• DIRECTIONS FOR THIS TASK
Filter the records below down to lines containing "presenciais".

• GIVEN RECORDS
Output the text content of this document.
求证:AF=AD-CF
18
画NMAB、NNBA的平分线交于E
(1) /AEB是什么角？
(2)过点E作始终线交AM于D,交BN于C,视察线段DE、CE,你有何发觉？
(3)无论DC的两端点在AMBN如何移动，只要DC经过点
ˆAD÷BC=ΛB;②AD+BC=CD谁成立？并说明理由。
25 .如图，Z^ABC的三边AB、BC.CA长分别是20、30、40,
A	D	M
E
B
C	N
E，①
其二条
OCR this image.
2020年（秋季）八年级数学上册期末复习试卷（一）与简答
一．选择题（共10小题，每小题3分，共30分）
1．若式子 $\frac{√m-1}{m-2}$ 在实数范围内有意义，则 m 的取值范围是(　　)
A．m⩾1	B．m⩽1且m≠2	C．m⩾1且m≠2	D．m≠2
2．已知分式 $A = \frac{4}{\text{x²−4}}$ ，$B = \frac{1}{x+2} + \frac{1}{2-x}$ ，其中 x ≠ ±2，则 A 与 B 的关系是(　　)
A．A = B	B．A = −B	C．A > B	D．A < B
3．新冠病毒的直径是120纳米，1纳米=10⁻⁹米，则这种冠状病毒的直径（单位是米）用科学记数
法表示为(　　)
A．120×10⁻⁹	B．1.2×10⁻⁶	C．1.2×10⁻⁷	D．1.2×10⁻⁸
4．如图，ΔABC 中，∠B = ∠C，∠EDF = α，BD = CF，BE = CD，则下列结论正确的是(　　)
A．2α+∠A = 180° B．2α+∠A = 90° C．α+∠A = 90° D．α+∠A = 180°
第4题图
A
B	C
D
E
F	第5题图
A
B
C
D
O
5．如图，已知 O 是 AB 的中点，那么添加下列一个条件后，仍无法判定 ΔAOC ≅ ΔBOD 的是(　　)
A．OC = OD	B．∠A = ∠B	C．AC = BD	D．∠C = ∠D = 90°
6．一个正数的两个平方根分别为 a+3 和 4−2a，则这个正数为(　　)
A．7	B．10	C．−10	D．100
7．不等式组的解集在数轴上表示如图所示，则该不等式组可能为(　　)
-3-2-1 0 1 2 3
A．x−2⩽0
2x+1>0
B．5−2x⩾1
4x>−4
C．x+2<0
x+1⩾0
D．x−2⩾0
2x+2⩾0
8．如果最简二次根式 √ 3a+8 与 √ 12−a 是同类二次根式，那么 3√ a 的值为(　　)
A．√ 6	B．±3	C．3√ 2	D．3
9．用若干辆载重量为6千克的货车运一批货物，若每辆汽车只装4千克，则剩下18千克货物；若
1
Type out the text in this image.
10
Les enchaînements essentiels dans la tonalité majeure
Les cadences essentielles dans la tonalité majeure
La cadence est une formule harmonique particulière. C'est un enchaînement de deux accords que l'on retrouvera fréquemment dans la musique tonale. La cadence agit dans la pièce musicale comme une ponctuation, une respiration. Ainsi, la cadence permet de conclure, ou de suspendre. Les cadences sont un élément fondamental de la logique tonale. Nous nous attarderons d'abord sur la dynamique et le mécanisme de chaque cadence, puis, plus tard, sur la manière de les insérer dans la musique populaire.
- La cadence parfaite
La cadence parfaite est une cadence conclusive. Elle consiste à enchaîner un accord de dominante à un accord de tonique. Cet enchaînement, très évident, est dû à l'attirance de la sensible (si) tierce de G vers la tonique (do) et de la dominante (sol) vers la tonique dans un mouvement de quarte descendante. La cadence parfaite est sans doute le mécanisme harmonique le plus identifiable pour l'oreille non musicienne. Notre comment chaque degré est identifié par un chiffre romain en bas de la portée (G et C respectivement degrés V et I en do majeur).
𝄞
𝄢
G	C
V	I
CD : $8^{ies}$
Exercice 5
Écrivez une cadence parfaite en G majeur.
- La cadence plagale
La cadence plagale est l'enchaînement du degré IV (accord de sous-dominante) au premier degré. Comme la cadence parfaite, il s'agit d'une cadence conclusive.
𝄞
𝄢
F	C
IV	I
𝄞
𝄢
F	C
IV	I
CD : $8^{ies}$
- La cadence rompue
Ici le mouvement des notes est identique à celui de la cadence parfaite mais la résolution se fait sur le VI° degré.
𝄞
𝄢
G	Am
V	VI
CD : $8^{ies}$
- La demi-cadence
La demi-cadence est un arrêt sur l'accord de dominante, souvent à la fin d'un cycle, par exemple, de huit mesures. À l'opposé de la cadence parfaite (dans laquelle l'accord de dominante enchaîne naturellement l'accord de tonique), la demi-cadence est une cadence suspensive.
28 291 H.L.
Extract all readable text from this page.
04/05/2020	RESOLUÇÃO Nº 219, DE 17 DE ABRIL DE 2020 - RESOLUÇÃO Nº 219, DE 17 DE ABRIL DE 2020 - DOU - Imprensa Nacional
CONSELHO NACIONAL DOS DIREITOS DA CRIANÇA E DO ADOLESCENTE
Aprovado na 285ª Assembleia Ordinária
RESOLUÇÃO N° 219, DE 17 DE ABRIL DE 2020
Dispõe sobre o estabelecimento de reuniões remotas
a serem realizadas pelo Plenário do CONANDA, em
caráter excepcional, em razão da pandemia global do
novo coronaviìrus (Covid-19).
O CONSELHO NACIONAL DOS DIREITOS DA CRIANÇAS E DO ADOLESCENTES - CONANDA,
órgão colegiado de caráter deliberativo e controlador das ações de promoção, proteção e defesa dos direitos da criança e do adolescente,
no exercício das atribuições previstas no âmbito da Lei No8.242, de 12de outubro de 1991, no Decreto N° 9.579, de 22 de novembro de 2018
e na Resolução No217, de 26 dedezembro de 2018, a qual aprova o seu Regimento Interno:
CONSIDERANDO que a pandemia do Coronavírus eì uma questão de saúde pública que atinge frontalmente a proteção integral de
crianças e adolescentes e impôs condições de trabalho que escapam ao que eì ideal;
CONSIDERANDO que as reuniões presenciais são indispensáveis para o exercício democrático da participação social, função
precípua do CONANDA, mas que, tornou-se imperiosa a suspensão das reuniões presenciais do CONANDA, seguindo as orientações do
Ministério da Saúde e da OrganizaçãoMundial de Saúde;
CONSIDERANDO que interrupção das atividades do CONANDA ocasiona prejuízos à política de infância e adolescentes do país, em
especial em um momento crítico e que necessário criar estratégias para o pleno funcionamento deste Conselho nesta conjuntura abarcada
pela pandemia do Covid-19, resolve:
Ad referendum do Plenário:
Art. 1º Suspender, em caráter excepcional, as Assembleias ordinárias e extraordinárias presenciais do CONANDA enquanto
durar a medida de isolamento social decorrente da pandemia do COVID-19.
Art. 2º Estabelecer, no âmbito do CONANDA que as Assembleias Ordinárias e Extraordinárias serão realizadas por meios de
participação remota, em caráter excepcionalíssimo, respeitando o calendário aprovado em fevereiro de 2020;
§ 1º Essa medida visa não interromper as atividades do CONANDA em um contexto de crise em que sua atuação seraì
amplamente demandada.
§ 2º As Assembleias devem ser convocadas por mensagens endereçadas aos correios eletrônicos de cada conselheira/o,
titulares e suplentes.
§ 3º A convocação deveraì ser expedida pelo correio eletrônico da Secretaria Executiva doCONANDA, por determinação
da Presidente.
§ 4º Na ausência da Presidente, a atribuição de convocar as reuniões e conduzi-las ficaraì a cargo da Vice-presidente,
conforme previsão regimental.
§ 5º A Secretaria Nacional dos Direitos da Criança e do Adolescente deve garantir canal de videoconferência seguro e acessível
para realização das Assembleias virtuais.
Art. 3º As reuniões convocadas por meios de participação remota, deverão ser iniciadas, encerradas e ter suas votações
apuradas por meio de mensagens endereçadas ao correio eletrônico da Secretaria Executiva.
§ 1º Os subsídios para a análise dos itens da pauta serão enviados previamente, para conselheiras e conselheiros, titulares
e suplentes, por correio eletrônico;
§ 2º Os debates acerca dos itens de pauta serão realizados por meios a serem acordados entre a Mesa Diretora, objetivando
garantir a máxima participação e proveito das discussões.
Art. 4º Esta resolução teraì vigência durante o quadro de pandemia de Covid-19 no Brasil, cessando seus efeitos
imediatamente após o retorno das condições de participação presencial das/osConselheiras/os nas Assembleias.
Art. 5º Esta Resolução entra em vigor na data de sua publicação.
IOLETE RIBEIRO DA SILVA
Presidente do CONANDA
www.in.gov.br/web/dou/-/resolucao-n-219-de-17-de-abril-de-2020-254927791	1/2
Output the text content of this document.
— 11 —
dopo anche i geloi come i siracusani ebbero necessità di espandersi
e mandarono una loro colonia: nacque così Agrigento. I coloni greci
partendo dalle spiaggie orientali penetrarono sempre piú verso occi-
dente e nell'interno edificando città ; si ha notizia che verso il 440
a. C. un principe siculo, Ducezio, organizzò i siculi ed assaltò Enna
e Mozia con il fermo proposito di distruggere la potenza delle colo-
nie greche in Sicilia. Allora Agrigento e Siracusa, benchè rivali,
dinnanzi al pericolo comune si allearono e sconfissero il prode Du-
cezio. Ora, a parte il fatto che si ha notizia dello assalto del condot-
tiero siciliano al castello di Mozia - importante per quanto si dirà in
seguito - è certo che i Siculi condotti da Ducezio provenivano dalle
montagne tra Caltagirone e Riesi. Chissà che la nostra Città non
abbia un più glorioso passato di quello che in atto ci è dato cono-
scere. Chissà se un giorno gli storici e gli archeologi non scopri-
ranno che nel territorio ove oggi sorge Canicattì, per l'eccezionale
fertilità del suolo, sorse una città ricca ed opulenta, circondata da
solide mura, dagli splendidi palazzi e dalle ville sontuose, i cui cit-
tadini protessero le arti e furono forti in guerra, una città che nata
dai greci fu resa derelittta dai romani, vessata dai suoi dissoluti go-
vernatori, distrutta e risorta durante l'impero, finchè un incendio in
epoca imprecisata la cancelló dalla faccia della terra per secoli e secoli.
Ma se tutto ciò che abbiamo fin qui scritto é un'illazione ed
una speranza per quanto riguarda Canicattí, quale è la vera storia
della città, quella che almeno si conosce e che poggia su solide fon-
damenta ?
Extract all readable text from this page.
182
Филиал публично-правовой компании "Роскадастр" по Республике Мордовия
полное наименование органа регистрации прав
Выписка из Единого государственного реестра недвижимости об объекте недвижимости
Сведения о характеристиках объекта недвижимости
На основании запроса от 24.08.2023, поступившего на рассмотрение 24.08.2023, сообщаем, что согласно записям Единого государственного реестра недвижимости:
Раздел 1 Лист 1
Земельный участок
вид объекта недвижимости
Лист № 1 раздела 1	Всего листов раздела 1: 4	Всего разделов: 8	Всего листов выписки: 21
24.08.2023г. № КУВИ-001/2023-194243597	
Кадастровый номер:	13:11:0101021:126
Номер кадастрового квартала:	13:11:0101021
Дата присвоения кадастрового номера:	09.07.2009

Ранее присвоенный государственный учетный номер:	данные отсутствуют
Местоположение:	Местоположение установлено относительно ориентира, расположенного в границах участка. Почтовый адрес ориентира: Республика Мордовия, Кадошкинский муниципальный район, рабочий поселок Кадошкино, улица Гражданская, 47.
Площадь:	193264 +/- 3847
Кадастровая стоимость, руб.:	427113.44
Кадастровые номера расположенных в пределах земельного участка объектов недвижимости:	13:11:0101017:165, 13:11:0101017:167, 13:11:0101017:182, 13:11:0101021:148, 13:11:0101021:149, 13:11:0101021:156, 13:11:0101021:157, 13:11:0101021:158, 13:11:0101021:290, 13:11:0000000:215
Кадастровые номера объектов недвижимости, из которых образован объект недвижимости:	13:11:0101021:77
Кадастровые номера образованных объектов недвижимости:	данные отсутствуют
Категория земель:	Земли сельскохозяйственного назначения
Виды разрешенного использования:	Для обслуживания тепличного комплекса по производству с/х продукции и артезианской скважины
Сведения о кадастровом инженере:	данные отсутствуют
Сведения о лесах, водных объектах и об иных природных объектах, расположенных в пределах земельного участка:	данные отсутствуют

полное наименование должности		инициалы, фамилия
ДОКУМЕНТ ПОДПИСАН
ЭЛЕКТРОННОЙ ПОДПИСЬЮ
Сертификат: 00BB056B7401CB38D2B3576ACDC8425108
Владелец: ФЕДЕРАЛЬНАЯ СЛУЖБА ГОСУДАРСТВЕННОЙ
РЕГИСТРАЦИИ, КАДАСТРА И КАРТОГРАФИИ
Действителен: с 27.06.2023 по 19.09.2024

• SOLVED PROBLEM
CONSIDERANDO que as reuniões presenciais são indispensáveis para o exercício democrático da participação social, função
precípua do CONANDA, mas que, tornou-se imperiosa a suspensão das reuniões presenciais do CONANDA, seguindo as orientações do
Art. 1º Suspender, em caráter excepcional, as Assembleias ordinárias e extraordinárias presenciais do CONANDA enquanto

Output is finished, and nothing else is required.